10/16/2012 14:15 GMT
Par Habibou BANGRE
GOMA (RDCongo), 16 oct 2012 (AFP) - "Ici, nous vivons en parasites, nous n'avons rien à faire! Nous chômons!", tempête Elias, 22 ans, installé à Kanyarucinya, un camp de l'est de la République démocratique du Congo où 55.000 personnes ont fui des combats entre l'armée et la rébellion du M23.
L'armée combat depuis mai le M23, surtout composé de mutins ex-membres du Congrès national pour la défense du peuple (CNDP), une rébellion intégrée dans l'armée en 2009. Les affrontements, qui connaissent une accalmie relative, ont fait plus de 300.000 déplacés et réfugiés au Rwanda et en Ouganda voisin.
Kanyarucinya, d'où l'on voit le volcan Nyiragongo, est à quelque 10km de Goma, capitale de la province instable du Nord-Kivu, et à 17km de la ligne de front. En 2008-2009, à l'époque du CNDP, des déplacés s'étaient déjà rendus à Kanyarucinya, selon Jérôme Merlin, du Haut-commissariat de l'ONU pour les réfugiés (HCR).
"J'étais déjà là en 2008, confirme Mburano, 55 ans. Mais c'est la troisième fois que je me déplace à cause des rébellions: il y a eu le CNDP, le M23 mais aussi le RCD (Rassemblement congolais pour la démocratie). C'est la vie! Nous sommes forcés de vivre ça mais notre souhait est de rentrer chez nous."
Les déplacés, en majorité des femmes et des enfants, sont arrivés par vagues depuis juillet. Ils ont abandonné leurs champs et leurs élevages. Ils "avaient (et pour certaines ont toujours) un besoin urgent d'assistance alimentaire", souligne le Programme alimentaire mondial (PAM), à la recherche de fonds.

** Bloc de données **
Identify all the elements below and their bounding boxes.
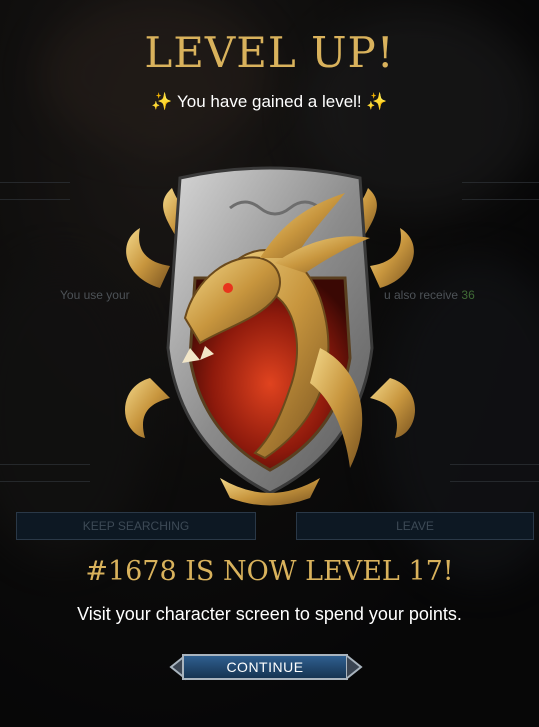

** Consigne **
Donne la suite de l'article sur le camp de déplacés de Kanyarucinya, à partir de l'endroit où il s'arrête. Les données n'ont aucun rôle ici.

** Ta réponse **
Pour survivre, Jeanine, 26 ans, qui a fui avec ses quatre enfants et son mari, fait du petit commerce. "Une voisine qui est partie avec nous m'a fait un prêt. C'est comme ça que je vends des tomates et des petits poissons. Mais ça marche au ralenti", murmure-t-elle.
Le mari d'Annuarite, comme celui de Jeanine, est sans emploi. "Je n'ai pas d'activités fixes. Certains m'emploient pour vendre, et parfois je dois transporter des choses en ville. Je gagne un dollar", raconte cette mère de trois enfants.
Mungu, qui a perdu son travail de moto-taxi, peine à joindre les deux bouts: "Ma femme ne travaille pas et moi je vais cultiver dans le champ d'autres personnes, pas très loin. Je gagne 800 francs congolais (moins d'un dollar) par jour".
Des bons d'achats plutot que des dons en nature
Le PAM a distribué des rations alimentaires (farine, haricot, sel, huile), des biscuits énergétiques et des bons d'achats qui ont permis de nourrir à Kanyaruchinya 55.000 déplacés entre juin et octobre, mais des bénéficiaires se plaignent de l'insuffisance des rations.
En revanche, ils apprécient les bons d'achats, qui leur permettent d'acheter des aliments sur des marchés. Toutefois, "ce n'était pas assez, taquine Annuarite. C'est 65 dollars par famille, et moi j'achetais, j'achetais... alors que l'argent était déjà fini!"
Alain, lui, vit "seulement de l'aide humanitaire". "Si elle s'épuise, on va voir des proches à Goma pour voir s'ils peuvent nous ravitailler", explique ce père de six enfants dont la femme a accouché le 1er octobre dans le centre de santé du camp.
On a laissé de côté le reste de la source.